● **FRAGMENTO PROPORCIONADO**

El olor que despedía mi compañera de trabajo, que dormía junto a mí, me mareaba literalmente. Yo debía producirle a ella el mismo efecto.

También teníamos que atender al cieno. Auschwitz-Birkenau estaba situado en un terreno pantanoso, del cual no desaparecía jamás el fango. Era un enemigo ladino y poderoso. Nos calaba el calzado y la ropa, y hasta se nos filtraba a través de las suelas, las cuales se dilataban y se hacían pesadas para nuestros hinchados pies. Cuando llovía, el campo se convertía en un océano de barro, paralizando la circulación y haciendo increíblemente difícil cualquier tarea. El lodo y el crematorio eran nuestras mayores obsesiones.

● **CONJUNTO DE DATOS**
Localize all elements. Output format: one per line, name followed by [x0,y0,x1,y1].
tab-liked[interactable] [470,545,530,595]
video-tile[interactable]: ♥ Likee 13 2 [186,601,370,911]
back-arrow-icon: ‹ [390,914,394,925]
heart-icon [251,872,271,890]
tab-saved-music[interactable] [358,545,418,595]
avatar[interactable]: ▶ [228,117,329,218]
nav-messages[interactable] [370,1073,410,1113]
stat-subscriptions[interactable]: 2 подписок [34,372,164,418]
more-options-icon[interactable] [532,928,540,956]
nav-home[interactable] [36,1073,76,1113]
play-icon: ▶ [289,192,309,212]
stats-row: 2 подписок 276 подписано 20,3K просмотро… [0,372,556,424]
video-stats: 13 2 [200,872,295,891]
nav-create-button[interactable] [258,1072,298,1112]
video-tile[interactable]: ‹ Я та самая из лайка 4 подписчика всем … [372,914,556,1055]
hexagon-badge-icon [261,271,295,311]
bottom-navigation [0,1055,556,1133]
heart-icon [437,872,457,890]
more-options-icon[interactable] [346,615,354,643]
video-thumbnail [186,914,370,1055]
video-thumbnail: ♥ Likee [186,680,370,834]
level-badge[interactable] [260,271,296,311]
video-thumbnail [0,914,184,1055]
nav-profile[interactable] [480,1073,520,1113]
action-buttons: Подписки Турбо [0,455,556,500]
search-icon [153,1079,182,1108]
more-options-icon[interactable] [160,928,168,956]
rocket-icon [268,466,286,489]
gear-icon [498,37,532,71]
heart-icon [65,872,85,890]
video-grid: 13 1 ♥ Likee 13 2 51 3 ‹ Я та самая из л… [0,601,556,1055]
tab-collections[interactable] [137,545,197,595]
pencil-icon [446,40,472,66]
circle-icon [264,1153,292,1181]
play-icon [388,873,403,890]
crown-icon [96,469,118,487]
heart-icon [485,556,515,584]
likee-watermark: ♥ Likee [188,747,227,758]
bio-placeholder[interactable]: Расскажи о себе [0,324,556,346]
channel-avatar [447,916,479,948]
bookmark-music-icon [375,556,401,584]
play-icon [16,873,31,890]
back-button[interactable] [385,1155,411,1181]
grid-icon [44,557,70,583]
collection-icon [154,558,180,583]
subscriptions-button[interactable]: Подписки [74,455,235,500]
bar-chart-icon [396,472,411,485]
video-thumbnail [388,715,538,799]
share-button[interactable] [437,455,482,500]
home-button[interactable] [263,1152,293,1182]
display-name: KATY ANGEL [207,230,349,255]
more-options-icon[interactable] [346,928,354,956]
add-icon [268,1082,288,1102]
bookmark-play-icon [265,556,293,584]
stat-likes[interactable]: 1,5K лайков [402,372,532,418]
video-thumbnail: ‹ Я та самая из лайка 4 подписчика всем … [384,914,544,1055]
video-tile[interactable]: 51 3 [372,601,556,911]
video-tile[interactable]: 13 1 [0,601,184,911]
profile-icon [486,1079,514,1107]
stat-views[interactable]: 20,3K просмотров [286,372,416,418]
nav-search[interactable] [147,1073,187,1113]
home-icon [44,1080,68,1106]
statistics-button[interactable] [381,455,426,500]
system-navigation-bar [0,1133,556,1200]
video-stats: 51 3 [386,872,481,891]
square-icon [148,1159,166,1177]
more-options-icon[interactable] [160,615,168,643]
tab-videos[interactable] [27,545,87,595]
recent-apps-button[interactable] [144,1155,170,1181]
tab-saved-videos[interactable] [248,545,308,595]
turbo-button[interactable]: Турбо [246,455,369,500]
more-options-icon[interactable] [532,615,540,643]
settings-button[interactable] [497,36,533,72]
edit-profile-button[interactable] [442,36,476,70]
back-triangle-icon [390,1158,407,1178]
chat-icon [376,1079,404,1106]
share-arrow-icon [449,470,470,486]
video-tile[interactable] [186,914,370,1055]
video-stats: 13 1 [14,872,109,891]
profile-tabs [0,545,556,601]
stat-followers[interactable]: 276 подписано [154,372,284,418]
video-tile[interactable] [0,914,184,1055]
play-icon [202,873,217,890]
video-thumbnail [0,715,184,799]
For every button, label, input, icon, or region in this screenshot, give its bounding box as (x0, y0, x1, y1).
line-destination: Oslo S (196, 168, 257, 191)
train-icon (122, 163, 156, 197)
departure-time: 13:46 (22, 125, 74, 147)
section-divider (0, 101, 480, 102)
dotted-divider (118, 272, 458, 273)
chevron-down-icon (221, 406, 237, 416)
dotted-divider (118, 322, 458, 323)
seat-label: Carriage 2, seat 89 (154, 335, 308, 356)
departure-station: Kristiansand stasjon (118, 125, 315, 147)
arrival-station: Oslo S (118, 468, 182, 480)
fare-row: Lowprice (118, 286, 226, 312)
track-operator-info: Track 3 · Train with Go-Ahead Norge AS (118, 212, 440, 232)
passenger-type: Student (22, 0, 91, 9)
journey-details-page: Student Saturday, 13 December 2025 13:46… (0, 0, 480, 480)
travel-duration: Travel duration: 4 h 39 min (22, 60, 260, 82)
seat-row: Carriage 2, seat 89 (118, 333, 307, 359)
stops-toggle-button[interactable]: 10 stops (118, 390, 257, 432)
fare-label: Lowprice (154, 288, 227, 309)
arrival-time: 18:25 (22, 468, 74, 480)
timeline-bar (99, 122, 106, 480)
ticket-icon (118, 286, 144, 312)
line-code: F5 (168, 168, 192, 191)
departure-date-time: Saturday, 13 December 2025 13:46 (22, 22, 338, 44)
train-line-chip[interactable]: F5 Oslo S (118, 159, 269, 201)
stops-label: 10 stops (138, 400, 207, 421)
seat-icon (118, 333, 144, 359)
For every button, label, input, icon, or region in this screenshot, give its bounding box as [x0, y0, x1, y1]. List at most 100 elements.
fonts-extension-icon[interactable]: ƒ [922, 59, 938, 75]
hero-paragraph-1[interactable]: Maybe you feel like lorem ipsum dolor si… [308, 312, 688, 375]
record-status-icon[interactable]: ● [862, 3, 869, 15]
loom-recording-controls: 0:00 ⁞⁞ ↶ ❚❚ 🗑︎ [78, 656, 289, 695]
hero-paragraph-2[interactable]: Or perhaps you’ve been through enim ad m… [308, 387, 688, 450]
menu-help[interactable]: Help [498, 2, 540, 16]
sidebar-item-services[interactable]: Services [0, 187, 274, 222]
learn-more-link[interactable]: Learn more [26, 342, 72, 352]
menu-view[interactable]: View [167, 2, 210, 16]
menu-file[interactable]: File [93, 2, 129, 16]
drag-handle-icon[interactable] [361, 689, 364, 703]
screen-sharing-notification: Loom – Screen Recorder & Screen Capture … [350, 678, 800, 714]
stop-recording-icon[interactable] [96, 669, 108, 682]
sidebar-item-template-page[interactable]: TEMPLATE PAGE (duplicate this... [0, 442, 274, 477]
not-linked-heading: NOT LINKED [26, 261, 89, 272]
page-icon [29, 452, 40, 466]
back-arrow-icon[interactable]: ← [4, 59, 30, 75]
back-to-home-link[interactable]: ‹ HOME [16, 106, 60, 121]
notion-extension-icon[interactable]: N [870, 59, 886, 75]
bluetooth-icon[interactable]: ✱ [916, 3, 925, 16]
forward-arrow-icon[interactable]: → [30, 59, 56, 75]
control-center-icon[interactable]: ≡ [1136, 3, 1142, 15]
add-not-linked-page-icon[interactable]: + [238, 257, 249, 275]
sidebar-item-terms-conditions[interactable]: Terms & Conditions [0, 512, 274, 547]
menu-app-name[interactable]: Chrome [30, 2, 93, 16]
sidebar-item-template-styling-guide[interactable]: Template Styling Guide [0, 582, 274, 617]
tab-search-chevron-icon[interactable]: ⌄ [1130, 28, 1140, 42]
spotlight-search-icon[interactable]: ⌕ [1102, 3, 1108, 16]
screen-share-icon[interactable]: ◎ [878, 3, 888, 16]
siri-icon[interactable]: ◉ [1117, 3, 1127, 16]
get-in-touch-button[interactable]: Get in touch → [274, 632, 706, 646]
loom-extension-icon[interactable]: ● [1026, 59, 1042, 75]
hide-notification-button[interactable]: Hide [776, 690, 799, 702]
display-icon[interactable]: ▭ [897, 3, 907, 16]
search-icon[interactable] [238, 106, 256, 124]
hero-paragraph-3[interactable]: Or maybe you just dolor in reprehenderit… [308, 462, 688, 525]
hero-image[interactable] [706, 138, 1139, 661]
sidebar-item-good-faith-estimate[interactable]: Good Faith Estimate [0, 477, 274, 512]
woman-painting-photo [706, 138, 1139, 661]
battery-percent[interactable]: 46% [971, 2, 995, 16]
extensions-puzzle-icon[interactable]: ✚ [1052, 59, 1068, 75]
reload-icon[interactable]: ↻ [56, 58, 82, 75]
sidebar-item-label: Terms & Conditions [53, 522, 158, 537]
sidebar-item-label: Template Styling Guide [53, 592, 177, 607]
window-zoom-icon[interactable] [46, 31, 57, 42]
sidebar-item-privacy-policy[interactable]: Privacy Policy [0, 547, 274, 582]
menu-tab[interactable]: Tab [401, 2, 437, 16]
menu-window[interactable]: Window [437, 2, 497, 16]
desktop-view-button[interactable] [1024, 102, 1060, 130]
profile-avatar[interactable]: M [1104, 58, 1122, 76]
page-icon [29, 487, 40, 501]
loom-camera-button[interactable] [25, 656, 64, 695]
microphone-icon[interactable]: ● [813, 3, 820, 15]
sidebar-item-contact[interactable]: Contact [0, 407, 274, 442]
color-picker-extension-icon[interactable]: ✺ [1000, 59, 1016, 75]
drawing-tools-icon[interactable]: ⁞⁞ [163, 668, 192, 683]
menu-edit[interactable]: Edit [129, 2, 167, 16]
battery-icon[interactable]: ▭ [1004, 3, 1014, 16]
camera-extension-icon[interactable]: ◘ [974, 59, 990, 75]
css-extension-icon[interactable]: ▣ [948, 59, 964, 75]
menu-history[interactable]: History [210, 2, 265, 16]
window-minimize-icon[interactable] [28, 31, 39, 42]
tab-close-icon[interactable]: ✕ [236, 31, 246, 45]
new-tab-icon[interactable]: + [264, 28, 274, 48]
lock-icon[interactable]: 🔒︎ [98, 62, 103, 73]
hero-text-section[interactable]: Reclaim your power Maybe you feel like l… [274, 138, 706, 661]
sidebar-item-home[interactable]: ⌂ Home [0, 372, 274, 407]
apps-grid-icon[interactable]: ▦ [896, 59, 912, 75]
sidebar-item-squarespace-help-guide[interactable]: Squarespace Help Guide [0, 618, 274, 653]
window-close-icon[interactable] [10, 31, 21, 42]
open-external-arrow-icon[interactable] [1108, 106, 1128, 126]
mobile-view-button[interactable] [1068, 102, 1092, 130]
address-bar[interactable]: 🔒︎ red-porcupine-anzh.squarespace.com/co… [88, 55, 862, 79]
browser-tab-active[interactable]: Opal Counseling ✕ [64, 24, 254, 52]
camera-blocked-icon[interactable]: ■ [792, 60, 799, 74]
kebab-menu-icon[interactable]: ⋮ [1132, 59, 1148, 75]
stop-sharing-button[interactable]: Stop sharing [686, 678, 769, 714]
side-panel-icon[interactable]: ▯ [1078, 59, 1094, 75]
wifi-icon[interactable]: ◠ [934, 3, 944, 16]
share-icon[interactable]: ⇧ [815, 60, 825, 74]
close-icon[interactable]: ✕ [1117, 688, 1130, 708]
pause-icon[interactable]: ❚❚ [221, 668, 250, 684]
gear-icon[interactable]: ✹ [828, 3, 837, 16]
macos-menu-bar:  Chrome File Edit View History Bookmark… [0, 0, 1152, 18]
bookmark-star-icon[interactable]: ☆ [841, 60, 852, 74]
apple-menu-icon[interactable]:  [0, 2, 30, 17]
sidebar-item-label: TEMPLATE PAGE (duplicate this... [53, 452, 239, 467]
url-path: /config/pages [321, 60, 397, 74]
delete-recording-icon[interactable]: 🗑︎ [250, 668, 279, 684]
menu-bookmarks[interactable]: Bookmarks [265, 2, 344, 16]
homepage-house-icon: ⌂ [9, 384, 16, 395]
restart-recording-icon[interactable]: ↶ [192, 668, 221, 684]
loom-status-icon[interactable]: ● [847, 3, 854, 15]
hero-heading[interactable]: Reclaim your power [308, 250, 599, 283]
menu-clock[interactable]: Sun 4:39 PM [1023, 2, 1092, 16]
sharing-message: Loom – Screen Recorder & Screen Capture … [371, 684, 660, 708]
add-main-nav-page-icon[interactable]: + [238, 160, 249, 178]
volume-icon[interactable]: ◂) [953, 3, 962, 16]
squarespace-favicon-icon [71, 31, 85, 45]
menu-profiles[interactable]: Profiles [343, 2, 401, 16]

● **QUÉ SE PIDE**
Conteste estas preguntas a partir del fragmento proporcionado:
1. ¿Qué efecto producía en quien narra el olor de la compañera de trabajo que dormía a su lado?
2. ¿En qué tipo de terreno estaba situado Auschwitz-Birkenau?
3. ¿Cuáles eran las mayores obsesiones del grupo?

● **SOLUCIÓN**
1. Le producía mareo, literalmente.
2. En un terreno pantanoso.
3. El lodo y el crematorio.